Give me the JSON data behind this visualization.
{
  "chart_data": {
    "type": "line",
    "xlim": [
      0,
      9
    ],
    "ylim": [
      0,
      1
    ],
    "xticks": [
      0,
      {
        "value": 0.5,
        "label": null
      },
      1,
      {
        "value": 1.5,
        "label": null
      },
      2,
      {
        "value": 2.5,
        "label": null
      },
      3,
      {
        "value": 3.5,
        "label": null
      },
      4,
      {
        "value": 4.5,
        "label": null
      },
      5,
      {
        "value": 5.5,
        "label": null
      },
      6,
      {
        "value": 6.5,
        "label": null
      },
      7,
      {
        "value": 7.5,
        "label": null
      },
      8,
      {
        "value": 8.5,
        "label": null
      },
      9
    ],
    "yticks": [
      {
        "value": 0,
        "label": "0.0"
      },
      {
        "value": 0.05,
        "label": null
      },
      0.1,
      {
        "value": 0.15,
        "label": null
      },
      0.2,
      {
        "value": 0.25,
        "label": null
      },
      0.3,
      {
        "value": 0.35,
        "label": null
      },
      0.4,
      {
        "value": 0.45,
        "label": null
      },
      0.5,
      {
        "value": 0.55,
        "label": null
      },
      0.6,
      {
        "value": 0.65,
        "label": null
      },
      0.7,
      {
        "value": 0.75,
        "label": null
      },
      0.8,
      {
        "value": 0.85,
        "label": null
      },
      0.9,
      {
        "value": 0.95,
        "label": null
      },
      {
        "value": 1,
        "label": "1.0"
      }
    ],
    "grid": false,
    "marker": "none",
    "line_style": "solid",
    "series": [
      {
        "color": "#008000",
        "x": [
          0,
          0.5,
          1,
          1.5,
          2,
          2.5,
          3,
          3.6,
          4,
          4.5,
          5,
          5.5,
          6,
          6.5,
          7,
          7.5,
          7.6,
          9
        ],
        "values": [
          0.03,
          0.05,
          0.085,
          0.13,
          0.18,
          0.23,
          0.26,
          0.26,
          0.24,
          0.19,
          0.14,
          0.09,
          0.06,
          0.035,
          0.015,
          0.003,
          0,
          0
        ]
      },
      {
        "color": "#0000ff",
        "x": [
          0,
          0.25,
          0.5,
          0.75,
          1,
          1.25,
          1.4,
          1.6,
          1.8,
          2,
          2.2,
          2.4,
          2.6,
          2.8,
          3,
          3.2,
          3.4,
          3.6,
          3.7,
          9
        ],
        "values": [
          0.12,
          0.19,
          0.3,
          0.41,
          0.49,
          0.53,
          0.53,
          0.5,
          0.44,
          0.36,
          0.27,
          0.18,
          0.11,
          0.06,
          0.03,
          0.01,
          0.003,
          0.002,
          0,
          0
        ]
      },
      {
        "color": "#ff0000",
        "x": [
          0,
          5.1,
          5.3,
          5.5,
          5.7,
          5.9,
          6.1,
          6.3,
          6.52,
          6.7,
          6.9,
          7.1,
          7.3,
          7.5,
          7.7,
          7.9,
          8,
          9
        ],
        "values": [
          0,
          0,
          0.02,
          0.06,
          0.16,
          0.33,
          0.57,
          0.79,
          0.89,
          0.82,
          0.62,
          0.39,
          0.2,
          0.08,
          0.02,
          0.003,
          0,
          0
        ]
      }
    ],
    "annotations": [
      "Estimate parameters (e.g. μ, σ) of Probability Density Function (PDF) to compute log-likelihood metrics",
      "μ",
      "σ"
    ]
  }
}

--

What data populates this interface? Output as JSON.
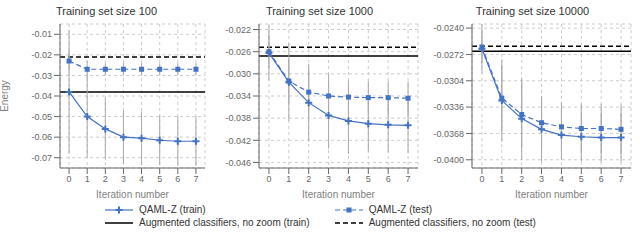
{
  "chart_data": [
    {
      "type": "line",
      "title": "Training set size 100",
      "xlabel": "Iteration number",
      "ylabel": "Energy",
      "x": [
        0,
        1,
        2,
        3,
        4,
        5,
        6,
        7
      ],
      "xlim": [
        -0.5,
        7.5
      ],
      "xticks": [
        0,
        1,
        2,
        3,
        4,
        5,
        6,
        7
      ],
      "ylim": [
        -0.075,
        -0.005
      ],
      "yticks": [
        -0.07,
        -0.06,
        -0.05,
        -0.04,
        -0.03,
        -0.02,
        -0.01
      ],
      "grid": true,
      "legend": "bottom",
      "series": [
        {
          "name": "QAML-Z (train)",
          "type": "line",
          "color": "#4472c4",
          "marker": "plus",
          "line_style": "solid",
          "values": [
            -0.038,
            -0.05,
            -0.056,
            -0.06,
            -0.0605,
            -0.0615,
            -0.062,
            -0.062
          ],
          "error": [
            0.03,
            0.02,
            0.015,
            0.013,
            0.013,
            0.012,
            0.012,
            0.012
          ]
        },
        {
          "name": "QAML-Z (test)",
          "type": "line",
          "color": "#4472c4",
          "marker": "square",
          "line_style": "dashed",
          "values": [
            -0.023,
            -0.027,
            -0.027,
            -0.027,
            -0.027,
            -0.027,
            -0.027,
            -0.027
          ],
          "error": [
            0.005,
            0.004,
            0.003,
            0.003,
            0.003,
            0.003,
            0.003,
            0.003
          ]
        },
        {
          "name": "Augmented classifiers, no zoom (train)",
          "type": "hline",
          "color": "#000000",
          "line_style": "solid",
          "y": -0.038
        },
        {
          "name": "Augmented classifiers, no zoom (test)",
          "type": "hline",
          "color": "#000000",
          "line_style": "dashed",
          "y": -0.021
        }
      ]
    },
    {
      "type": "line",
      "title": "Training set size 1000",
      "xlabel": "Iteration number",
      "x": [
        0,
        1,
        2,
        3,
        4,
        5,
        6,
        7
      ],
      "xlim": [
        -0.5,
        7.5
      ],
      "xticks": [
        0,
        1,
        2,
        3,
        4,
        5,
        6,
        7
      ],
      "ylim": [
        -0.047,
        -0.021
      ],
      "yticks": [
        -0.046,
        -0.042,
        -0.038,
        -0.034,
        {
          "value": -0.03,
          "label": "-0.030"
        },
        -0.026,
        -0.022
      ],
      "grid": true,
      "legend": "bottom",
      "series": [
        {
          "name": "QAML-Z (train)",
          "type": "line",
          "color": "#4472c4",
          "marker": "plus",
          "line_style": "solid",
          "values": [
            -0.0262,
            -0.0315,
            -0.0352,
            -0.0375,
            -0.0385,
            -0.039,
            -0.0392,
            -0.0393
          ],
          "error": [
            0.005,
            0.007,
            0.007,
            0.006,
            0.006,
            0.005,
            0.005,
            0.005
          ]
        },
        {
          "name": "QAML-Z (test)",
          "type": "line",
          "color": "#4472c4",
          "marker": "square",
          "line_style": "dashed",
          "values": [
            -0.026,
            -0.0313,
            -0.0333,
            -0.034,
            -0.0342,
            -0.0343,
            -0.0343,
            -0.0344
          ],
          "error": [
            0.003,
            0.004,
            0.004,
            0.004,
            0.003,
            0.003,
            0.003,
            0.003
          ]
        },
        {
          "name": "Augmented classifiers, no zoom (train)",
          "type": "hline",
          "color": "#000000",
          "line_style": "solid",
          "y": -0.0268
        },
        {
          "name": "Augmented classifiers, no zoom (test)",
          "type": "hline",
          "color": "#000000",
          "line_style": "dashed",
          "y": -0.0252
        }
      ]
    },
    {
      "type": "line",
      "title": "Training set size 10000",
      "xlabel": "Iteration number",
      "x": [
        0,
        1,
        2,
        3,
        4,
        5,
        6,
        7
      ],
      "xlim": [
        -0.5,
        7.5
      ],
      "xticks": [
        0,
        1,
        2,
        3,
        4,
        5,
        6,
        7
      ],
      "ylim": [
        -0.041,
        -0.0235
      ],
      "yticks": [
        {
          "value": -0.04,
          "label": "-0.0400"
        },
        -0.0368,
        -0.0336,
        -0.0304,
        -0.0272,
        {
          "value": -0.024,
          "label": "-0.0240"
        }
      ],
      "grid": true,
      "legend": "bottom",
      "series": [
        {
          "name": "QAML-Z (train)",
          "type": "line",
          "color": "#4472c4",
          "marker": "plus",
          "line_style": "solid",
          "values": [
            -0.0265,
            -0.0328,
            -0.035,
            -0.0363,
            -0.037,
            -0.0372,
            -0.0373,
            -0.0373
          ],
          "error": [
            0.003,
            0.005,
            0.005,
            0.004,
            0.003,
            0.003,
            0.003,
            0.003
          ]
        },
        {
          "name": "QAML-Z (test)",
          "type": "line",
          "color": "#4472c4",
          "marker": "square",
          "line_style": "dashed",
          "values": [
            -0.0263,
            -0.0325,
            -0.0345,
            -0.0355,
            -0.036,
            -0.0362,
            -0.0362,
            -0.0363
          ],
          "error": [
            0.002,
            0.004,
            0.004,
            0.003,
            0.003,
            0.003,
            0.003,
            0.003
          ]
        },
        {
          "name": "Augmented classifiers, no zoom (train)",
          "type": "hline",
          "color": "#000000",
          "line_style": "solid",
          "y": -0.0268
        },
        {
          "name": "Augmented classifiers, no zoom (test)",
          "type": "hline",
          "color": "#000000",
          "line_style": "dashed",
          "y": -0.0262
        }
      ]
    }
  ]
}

---

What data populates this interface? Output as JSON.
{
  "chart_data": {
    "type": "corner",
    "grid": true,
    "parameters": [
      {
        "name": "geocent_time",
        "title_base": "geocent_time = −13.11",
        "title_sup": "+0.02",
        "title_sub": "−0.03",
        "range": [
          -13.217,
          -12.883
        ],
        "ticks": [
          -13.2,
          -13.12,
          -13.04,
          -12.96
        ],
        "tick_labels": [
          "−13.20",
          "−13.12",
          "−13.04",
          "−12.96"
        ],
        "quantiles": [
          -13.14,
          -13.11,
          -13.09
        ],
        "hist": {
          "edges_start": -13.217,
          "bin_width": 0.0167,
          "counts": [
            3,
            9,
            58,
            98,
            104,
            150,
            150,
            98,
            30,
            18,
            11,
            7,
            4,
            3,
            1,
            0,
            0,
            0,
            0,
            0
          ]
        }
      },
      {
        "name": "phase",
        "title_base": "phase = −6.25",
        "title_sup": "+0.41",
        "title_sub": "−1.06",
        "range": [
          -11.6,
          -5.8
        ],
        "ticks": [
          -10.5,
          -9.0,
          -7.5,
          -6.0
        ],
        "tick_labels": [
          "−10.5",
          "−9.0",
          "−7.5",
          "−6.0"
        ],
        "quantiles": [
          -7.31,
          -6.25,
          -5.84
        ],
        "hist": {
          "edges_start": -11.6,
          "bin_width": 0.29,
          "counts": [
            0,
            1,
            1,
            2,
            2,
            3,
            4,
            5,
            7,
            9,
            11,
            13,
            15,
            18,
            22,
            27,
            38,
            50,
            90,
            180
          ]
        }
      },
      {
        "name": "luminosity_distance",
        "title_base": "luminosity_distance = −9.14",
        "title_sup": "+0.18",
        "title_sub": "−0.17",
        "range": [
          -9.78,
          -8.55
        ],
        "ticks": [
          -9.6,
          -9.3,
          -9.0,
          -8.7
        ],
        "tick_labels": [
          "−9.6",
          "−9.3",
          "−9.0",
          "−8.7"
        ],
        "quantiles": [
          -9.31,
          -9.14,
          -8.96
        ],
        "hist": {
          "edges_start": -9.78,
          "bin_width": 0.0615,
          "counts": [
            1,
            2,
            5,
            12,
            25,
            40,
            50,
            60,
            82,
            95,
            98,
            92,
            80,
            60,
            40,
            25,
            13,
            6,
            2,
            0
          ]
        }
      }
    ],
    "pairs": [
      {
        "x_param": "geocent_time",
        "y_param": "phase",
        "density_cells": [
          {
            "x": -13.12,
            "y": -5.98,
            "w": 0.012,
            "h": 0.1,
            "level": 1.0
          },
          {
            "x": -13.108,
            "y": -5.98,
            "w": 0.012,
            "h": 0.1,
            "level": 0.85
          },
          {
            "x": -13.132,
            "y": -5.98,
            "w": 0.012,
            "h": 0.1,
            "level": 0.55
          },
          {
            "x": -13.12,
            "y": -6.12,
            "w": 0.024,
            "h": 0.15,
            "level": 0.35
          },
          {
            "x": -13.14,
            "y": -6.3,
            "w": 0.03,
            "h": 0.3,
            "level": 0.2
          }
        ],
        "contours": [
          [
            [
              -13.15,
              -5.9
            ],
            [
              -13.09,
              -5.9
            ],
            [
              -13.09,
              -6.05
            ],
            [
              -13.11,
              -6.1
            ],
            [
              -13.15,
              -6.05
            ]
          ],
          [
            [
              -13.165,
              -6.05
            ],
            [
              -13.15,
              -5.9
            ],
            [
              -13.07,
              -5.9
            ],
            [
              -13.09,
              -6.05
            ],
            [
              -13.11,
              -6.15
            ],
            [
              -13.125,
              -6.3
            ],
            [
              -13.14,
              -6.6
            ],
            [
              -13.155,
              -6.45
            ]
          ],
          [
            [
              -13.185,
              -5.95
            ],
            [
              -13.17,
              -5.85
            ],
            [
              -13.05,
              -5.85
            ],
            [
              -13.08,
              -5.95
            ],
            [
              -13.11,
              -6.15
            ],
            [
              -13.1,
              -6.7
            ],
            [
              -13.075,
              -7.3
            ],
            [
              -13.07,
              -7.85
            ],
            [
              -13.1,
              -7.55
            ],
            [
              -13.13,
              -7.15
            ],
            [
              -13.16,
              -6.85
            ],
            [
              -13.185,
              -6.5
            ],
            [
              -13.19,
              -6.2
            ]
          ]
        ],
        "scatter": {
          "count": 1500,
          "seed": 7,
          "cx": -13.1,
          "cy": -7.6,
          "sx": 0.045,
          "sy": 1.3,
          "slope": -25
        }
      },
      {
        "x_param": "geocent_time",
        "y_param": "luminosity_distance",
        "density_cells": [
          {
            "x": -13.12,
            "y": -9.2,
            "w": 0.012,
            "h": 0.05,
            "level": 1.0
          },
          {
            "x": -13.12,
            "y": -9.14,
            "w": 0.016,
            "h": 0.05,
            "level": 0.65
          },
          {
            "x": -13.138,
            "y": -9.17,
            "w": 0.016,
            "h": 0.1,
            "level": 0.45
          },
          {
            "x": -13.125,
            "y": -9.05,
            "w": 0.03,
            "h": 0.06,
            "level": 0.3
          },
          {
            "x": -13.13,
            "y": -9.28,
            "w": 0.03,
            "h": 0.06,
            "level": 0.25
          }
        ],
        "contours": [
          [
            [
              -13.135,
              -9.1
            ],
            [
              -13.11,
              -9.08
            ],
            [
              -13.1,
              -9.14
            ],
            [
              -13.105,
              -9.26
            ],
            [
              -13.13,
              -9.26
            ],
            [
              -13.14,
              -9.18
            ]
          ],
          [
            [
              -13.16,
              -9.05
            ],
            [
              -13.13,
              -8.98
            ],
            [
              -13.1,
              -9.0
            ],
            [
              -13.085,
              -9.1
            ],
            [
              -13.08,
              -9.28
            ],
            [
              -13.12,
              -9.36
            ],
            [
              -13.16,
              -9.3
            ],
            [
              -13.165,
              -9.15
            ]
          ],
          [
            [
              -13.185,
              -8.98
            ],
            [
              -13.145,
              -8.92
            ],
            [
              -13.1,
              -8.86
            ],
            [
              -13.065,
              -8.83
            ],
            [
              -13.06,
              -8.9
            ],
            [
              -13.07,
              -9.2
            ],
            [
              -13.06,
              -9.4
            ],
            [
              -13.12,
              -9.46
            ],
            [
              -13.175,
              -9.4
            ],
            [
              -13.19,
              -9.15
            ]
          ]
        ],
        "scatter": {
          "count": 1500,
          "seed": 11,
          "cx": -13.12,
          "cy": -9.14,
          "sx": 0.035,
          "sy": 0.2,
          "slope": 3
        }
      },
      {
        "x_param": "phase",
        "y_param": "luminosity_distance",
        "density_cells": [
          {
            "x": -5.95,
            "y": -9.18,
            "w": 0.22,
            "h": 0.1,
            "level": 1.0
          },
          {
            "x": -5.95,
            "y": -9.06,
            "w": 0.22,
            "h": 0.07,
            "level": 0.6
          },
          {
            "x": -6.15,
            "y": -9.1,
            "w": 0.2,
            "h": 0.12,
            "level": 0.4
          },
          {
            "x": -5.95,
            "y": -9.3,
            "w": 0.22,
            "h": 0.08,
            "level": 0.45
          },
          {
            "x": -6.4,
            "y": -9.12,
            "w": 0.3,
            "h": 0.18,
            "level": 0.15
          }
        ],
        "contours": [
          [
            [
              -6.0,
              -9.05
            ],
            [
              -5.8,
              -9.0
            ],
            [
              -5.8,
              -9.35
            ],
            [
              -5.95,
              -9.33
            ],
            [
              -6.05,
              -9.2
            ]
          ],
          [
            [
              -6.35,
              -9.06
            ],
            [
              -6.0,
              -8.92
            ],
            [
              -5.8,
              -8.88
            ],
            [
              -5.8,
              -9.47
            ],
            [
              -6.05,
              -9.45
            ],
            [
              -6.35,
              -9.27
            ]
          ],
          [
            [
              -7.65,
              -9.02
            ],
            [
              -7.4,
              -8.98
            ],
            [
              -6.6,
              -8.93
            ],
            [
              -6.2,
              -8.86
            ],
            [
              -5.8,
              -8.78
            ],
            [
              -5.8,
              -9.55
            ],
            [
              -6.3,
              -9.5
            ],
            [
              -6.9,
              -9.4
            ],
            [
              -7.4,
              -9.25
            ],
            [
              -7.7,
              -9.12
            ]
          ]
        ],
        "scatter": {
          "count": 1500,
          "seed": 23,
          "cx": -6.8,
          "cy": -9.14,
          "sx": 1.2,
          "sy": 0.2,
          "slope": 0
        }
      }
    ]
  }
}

▸ EXERCISE:
Copy every line in the records above that contains the word "size".

▸ COMPLETE ANSWER:
      "title": "Training set size 100",
      "title": "Training set size 1000",
      "title": "Training set size 10000",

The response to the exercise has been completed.